Required task: Every entry that follows should be reproduced exactly.

Input for this task:
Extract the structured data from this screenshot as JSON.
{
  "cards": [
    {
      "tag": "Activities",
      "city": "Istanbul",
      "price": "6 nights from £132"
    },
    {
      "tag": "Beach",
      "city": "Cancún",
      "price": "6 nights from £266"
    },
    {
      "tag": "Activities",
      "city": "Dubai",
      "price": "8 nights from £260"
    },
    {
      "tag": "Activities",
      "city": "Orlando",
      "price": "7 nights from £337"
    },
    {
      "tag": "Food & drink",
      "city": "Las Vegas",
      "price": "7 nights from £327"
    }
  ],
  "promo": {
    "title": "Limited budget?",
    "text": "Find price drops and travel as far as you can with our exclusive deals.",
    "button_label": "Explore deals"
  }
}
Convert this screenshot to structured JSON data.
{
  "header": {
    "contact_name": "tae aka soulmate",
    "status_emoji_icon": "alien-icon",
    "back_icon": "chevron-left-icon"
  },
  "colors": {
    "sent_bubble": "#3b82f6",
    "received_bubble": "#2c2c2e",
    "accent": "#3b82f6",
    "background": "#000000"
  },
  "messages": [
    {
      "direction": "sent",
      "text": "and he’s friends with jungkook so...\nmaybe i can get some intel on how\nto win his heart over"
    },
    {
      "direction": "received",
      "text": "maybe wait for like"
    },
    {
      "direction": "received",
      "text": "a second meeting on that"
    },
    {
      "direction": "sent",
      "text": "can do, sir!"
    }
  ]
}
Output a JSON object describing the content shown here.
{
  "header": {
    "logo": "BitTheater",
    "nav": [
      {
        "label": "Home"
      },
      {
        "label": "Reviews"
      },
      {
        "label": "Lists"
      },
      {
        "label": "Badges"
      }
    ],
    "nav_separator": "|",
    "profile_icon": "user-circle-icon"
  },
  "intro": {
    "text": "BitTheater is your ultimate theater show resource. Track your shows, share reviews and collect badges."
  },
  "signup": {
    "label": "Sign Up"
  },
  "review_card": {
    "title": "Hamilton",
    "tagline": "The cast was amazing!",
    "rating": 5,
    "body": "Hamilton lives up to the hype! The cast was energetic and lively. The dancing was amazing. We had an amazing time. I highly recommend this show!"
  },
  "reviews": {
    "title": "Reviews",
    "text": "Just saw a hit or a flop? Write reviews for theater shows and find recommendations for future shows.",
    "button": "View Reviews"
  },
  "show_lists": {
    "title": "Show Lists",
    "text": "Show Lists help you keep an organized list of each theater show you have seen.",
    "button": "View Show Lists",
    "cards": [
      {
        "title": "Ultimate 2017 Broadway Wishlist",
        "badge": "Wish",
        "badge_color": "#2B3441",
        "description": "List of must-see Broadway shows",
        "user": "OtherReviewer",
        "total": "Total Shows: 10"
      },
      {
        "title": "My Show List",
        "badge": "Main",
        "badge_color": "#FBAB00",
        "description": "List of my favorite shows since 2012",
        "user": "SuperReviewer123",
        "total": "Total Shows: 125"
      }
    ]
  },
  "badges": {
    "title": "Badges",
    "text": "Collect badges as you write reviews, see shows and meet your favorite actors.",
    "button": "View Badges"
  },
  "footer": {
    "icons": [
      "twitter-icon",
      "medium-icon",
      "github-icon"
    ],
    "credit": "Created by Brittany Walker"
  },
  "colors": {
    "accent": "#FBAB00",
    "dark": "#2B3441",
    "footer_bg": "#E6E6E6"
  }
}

Finished exercise:
Extract the structured data from this screenshot as JSON.
{
  "cards": [
    {
      "tag": "Activities",
      "city": "Istanbul",
      "price": "6 nights from £132"
    },
    {
      "tag": "Beach",
      "city": "Cancún",
      "price": "6 nights from £266"
    },
    {
      "tag": "Activities",
      "city": "Dubai",
      "price": "8 nights from £260"
    },
    {
      "tag": "Activities",
      "city": "Orlando",
      "price": "7 nights from £337"
    },
    {
      "tag": "Food & drink",
      "city": "Las Vegas",
      "price": "7 nights from £327"
    }
  ],
  "promo": {
    "title": "Limited budget?",
    "text": "Find price drops and travel as far as you can with our exclusive deals.",
    "button_label": "Explore deals"
  }
}
Convert this screenshot to structured JSON data.
{
  "header": {
    "contact_name": "tae aka soulmate",
    "status_emoji_icon": "alien-icon",
    "back_icon": "chevron-left-icon"
  },
  "colors": {
    "sent_bubble": "#3b82f6",
    "received_bubble": "#2c2c2e",
    "accent": "#3b82f6",
    "background": "#000000"
  },
  "messages": [
    {
      "direction": "sent",
      "text": "and he’s friends with jungkook so...\nmaybe i can get some intel on how\nto win his heart over"
    },
    {
      "direction": "received",
      "text": "maybe wait for like"
    },
    {
      "direction": "received",
      "text": "a second meeting on that"
    },
    {
      "direction": "sent",
      "text": "can do, sir!"
    }
  ]
}
Output a JSON object describing the content shown here.
{
  "header": {
    "logo": "BitTheater",
    "nav": [
      {
        "label": "Home"
      },
      {
        "label": "Reviews"
      },
      {
        "label": "Lists"
      },
      {
        "label": "Badges"
      }
    ],
    "nav_separator": "|",
    "profile_icon": "user-circle-icon"
  },
  "intro": {
    "text": "BitTheater is your ultimate theater show resource. Track your shows, share reviews and collect badges."
  },
  "signup": {
    "label": "Sign Up"
  },
  "review_card": {
    "title": "Hamilton",
    "tagline": "The cast was amazing!",
    "rating": 5,
    "body": "Hamilton lives up to the hype! The cast was energetic and lively. The dancing was amazing. We had an amazing time. I highly recommend this show!"
  },
  "reviews": {
    "title": "Reviews",
    "text": "Just saw a hit or a flop? Write reviews for theater shows and find recommendations for future shows.",
    "button": "View Reviews"
  },
  "show_lists": {
    "title": "Show Lists",
    "text": "Show Lists help you keep an organized list of each theater show you have seen.",
    "button": "View Show Lists",
    "cards": [
      {
        "title": "Ultimate 2017 Broadway Wishlist",
        "badge": "Wish",
        "badge_color": "#2B3441",
        "description": "List of must-see Broadway shows",
        "user": "OtherReviewer",
        "total": "Total Shows: 10"
      },
      {
        "title": "My Show List",
        "badge": "Main",
        "badge_color": "#FBAB00",
        "description": "List of my favorite shows since 2012",
        "user": "SuperReviewer123",
        "total": "Total Shows: 125"
      }
    ]
  },
  "badges": {
    "title": "Badges",
    "text": "Collect badges as you write reviews, see shows and meet your favorite actors.",
    "button": "View Badges"
  },
  "footer": {
    "icons": [
      "twitter-icon",
      "medium-icon",
      "github-icon"
    ],
    "credit": "Created by Brittany Walker"
  },
  "colors": {
    "accent": "#FBAB00",
    "dark": "#2B3441",
    "footer_bg": "#E6E6E6"
  }
}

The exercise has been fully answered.